What is needed:
Take the entries below and reproduce them word for word.

Exercise data:
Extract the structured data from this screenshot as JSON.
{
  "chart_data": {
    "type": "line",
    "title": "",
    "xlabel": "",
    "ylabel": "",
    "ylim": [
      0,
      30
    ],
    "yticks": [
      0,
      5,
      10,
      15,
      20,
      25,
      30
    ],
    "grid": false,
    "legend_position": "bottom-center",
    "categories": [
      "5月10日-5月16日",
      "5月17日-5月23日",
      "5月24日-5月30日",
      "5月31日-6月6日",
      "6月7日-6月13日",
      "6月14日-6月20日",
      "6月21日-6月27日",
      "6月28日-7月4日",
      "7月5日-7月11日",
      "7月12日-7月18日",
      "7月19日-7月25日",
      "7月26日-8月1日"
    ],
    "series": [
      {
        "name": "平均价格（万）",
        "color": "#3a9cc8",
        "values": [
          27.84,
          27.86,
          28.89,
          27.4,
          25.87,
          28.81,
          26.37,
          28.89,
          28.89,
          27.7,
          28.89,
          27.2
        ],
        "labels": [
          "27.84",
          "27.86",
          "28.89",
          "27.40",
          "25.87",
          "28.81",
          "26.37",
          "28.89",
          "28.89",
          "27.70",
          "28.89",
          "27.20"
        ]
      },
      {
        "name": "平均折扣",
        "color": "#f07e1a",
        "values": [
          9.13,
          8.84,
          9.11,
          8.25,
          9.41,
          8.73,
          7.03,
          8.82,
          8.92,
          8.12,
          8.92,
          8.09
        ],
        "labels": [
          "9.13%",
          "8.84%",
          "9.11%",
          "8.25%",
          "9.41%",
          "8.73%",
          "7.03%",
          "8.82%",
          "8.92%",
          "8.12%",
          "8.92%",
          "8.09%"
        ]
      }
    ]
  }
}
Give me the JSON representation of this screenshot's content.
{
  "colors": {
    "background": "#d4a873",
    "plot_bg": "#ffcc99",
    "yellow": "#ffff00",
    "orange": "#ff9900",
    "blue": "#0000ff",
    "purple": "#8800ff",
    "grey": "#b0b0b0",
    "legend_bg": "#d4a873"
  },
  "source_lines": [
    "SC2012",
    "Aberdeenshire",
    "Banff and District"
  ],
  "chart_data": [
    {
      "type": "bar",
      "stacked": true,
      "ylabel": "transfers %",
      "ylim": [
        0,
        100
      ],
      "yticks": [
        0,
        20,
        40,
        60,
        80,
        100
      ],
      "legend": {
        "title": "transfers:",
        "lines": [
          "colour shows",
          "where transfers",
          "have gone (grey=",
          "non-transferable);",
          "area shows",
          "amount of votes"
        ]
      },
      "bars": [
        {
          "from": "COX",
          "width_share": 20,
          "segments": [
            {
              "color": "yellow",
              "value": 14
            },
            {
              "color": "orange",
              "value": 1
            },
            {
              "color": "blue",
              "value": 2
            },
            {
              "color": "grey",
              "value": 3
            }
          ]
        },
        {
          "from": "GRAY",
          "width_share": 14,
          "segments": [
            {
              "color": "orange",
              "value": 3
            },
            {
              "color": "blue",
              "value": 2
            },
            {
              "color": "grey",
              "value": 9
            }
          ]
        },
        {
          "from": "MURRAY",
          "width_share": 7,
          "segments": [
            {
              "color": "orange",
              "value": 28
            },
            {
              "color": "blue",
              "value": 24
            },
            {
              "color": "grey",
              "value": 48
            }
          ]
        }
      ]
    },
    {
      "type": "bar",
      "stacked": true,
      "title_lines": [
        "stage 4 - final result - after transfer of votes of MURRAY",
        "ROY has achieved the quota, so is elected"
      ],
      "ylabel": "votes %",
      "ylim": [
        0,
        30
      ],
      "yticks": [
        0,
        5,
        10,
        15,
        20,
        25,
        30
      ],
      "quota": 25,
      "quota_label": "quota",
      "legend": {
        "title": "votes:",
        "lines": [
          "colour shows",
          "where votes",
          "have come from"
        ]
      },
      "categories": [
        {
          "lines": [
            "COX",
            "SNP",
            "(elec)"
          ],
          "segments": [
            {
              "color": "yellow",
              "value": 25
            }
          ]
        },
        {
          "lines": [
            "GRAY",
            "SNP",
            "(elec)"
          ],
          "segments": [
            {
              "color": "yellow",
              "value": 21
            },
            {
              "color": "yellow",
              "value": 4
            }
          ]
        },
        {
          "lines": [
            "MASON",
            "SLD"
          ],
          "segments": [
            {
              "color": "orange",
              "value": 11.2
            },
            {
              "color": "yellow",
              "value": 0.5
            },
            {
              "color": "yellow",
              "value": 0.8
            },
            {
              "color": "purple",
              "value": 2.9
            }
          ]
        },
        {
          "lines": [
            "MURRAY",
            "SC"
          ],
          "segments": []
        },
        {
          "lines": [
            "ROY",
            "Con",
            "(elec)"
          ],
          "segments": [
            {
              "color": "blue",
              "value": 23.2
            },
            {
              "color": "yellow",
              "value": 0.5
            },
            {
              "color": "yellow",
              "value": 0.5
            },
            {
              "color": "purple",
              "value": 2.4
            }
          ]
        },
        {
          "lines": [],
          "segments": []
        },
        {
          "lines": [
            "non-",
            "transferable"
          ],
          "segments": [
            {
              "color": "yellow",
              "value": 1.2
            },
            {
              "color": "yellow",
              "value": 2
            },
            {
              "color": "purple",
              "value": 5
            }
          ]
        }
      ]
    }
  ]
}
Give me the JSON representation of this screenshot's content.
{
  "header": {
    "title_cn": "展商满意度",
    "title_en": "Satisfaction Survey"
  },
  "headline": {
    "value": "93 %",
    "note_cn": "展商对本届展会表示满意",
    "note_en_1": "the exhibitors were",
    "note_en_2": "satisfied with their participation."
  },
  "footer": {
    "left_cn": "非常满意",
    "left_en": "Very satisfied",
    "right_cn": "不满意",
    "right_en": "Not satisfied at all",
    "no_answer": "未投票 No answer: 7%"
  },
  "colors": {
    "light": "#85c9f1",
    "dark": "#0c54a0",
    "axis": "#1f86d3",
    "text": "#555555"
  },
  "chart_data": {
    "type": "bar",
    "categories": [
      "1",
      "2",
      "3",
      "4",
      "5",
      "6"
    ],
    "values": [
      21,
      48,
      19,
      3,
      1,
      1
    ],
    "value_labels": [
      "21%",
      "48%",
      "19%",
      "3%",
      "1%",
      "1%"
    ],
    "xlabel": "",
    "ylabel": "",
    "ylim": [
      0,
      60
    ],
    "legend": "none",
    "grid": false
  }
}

Solution below:
Extract the structured data from this screenshot as JSON.
{
  "chart_data": {
    "type": "line",
    "title": "",
    "xlabel": "",
    "ylabel": "",
    "ylim": [
      0,
      30
    ],
    "yticks": [
      0,
      5,
      10,
      15,
      20,
      25,
      30
    ],
    "grid": false,
    "legend_position": "bottom-center",
    "categories": [
      "5月10日-5月16日",
      "5月17日-5月23日",
      "5月24日-5月30日",
      "5月31日-6月6日",
      "6月7日-6月13日",
      "6月14日-6月20日",
      "6月21日-6月27日",
      "6月28日-7月4日",
      "7月5日-7月11日",
      "7月12日-7月18日",
      "7月19日-7月25日",
      "7月26日-8月1日"
    ],
    "series": [
      {
        "name": "平均价格（万）",
        "color": "#3a9cc8",
        "values": [
          27.84,
          27.86,
          28.89,
          27.4,
          25.87,
          28.81,
          26.37,
          28.89,
          28.89,
          27.7,
          28.89,
          27.2
        ],
        "labels": [
          "27.84",
          "27.86",
          "28.89",
          "27.40",
          "25.87",
          "28.81",
          "26.37",
          "28.89",
          "28.89",
          "27.70",
          "28.89",
          "27.20"
        ]
      },
      {
        "name": "平均折扣",
        "color": "#f07e1a",
        "values": [
          9.13,
          8.84,
          9.11,
          8.25,
          9.41,
          8.73,
          7.03,
          8.82,
          8.92,
          8.12,
          8.92,
          8.09
        ],
        "labels": [
          "9.13%",
          "8.84%",
          "9.11%",
          "8.25%",
          "9.41%",
          "8.73%",
          "7.03%",
          "8.82%",
          "8.92%",
          "8.12%",
          "8.92%",
          "8.09%"
        ]
      }
    ]
  }
}
Give me the JSON representation of this screenshot's content.
{
  "colors": {
    "background": "#d4a873",
    "plot_bg": "#ffcc99",
    "yellow": "#ffff00",
    "orange": "#ff9900",
    "blue": "#0000ff",
    "purple": "#8800ff",
    "grey": "#b0b0b0",
    "legend_bg": "#d4a873"
  },
  "source_lines": [
    "SC2012",
    "Aberdeenshire",
    "Banff and District"
  ],
  "chart_data": [
    {
      "type": "bar",
      "stacked": true,
      "ylabel": "transfers %",
      "ylim": [
        0,
        100
      ],
      "yticks": [
        0,
        20,
        40,
        60,
        80,
        100
      ],
      "legend": {
        "title": "transfers:",
        "lines": [
          "colour shows",
          "where transfers",
          "have gone (grey=",
          "non-transferable);",
          "area shows",
          "amount of votes"
        ]
      },
      "bars": [
        {
          "from": "COX",
          "width_share": 20,
          "segments": [
            {
              "color": "yellow",
              "value": 14
            },
            {
              "color": "orange",
              "value": 1
            },
            {
              "color": "blue",
              "value": 2
            },
            {
              "color": "grey",
              "value": 3
            }
          ]
        },
        {
          "from": "GRAY",
          "width_share": 14,
          "segments": [
            {
              "color": "orange",
              "value": 3
            },
            {
              "color": "blue",
              "value": 2
            },
            {
              "color": "grey",
              "value": 9
            }
          ]
        },
        {
          "from": "MURRAY",
          "width_share": 7,
          "segments": [
            {
              "color": "orange",
              "value": 28
            },
            {
              "color": "blue",
              "value": 24
            },
            {
              "color": "grey",
              "value": 48
            }
          ]
        }
      ]
    },
    {
      "type": "bar",
      "stacked": true,
      "title_lines": [
        "stage 4 - final result - after transfer of votes of MURRAY",
        "ROY has achieved the quota, so is elected"
      ],
      "ylabel": "votes %",
      "ylim": [
        0,
        30
      ],
      "yticks": [
        0,
        5,
        10,
        15,
        20,
        25,
        30
      ],
      "quota": 25,
      "quota_label": "quota",
      "legend": {
        "title": "votes:",
        "lines": [
          "colour shows",
          "where votes",
          "have come from"
        ]
      },
      "categories": [
        {
          "lines": [
            "COX",
            "SNP",
            "(elec)"
          ],
          "segments": [
            {
              "color": "yellow",
              "value": 25
            }
          ]
        },
        {
          "lines": [
            "GRAY",
            "SNP",
            "(elec)"
          ],
          "segments": [
            {
              "color": "yellow",
              "value": 21
            },
            {
              "color": "yellow",
              "value": 4
            }
          ]
        },
        {
          "lines": [
            "MASON",
            "SLD"
          ],
          "segments": [
            {
              "color": "orange",
              "value": 11.2
            },
            {
              "color": "yellow",
              "value": 0.5
            },
            {
              "color": "yellow",
              "value": 0.8
            },
            {
              "color": "purple",
              "value": 2.9
            }
          ]
        },
        {
          "lines": [
            "MURRAY",
            "SC"
          ],
          "segments": []
        },
        {
          "lines": [
            "ROY",
            "Con",
            "(elec)"
          ],
          "segments": [
            {
              "color": "blue",
              "value": 23.2
            },
            {
              "color": "yellow",
              "value": 0.5
            },
            {
              "color": "yellow",
              "value": 0.5
            },
            {
              "color": "purple",
              "value": 2.4
            }
          ]
        },
        {
          "lines": [],
          "segments": []
        },
        {
          "lines": [
            "non-",
            "transferable"
          ],
          "segments": [
            {
              "color": "yellow",
              "value": 1.2
            },
            {
              "color": "yellow",
              "value": 2
            },
            {
              "color": "purple",
              "value": 5
            }
          ]
        }
      ]
    }
  ]
}
Give me the JSON representation of this screenshot's content.
{
  "header": {
    "title_cn": "展商满意度",
    "title_en": "Satisfaction Survey"
  },
  "headline": {
    "value": "93 %",
    "note_cn": "展商对本届展会表示满意",
    "note_en_1": "the exhibitors were",
    "note_en_2": "satisfied with their participation."
  },
  "footer": {
    "left_cn": "非常满意",
    "left_en": "Very satisfied",
    "right_cn": "不满意",
    "right_en": "Not satisfied at all",
    "no_answer": "未投票 No answer: 7%"
  },
  "colors": {
    "light": "#85c9f1",
    "dark": "#0c54a0",
    "axis": "#1f86d3",
    "text": "#555555"
  },
  "chart_data": {
    "type": "bar",
    "categories": [
      "1",
      "2",
      "3",
      "4",
      "5",
      "6"
    ],
    "values": [
      21,
      48,
      19,
      3,
      1,
      1
    ],
    "value_labels": [
      "21%",
      "48%",
      "19%",
      "3%",
      "1%",
      "1%"
    ],
    "xlabel": "",
    "ylabel": "",
    "ylim": [
      0,
      60
    ],
    "legend": "none",
    "grid": false
  }
}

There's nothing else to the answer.